* [EXERCISE DIRECTIONS]:
Read the material below and tally how many lines hold the word "abrir", giving the number and nothing else.

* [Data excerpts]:
▬▬▬

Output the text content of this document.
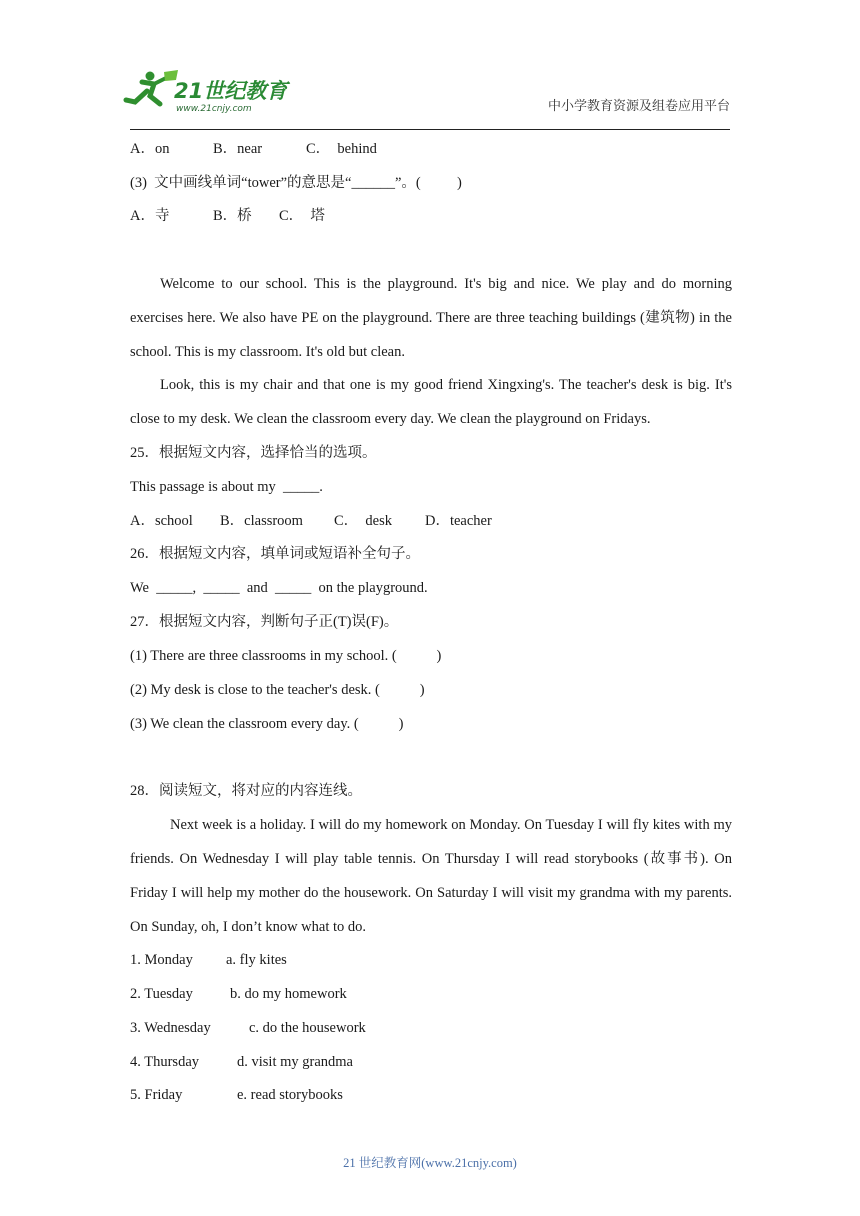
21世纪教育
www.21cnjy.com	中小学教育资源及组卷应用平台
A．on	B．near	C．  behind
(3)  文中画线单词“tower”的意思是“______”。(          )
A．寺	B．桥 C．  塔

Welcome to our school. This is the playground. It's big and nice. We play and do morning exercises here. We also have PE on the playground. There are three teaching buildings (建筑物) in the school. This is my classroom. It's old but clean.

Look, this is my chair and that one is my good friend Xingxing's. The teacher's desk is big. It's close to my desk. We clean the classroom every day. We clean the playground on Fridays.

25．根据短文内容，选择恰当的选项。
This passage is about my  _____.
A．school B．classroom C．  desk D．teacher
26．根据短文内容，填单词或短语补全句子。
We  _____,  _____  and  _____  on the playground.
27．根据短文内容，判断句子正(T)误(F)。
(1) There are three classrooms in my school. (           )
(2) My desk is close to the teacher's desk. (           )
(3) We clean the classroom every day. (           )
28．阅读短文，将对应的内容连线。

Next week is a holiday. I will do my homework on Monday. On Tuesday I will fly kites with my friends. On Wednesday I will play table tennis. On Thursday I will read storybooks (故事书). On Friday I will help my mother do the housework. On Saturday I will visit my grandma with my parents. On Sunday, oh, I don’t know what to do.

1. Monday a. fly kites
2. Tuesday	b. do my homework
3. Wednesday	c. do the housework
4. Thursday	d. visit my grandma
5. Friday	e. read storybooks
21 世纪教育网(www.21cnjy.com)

▬▬▬

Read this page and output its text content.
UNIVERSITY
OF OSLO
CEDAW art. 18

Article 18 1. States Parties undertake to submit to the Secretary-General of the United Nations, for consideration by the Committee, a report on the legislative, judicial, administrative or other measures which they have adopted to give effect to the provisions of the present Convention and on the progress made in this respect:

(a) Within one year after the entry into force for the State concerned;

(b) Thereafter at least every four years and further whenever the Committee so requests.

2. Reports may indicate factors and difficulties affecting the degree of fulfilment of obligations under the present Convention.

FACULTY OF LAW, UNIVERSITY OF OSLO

▬▬▬

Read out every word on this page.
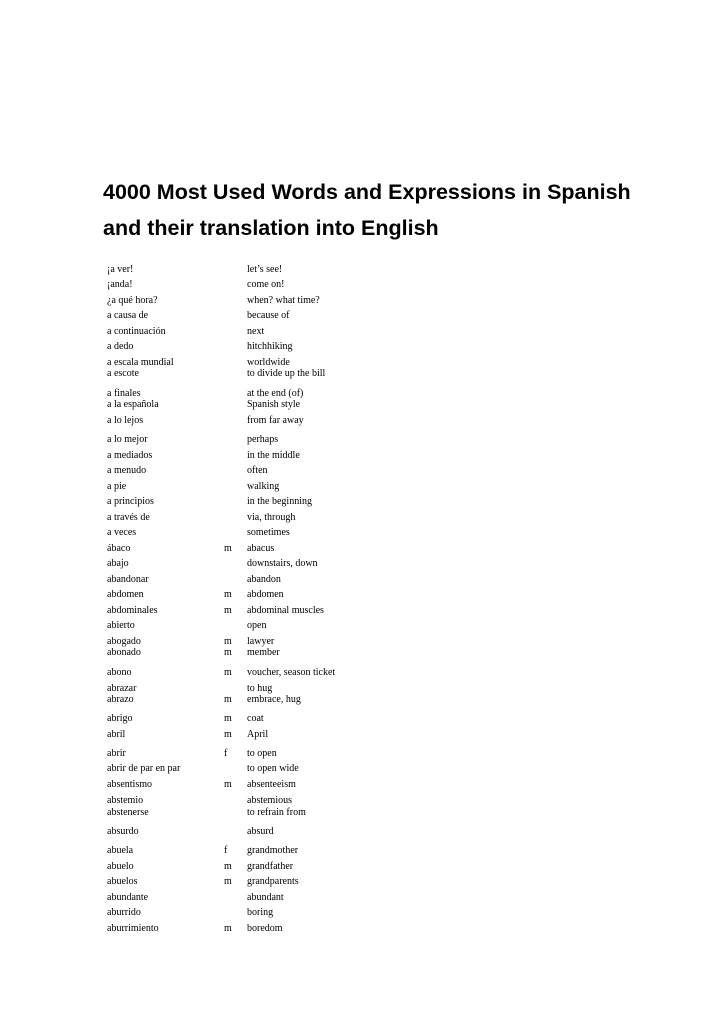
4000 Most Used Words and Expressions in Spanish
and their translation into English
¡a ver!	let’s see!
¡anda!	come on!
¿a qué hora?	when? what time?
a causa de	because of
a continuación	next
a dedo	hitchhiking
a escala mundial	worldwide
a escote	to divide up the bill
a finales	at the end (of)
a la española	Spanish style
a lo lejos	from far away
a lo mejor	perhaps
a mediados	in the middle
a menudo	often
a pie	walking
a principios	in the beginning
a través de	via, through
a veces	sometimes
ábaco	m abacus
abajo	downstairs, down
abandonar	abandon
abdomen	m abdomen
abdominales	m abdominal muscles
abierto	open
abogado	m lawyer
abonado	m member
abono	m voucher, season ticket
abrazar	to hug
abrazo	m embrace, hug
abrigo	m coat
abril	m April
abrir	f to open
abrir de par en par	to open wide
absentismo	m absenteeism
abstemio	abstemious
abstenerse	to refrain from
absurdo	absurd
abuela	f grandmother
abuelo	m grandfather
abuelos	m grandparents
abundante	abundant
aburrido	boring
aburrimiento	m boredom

▬▬▬

* [ANSWER TO THIS EXERCISE]:
2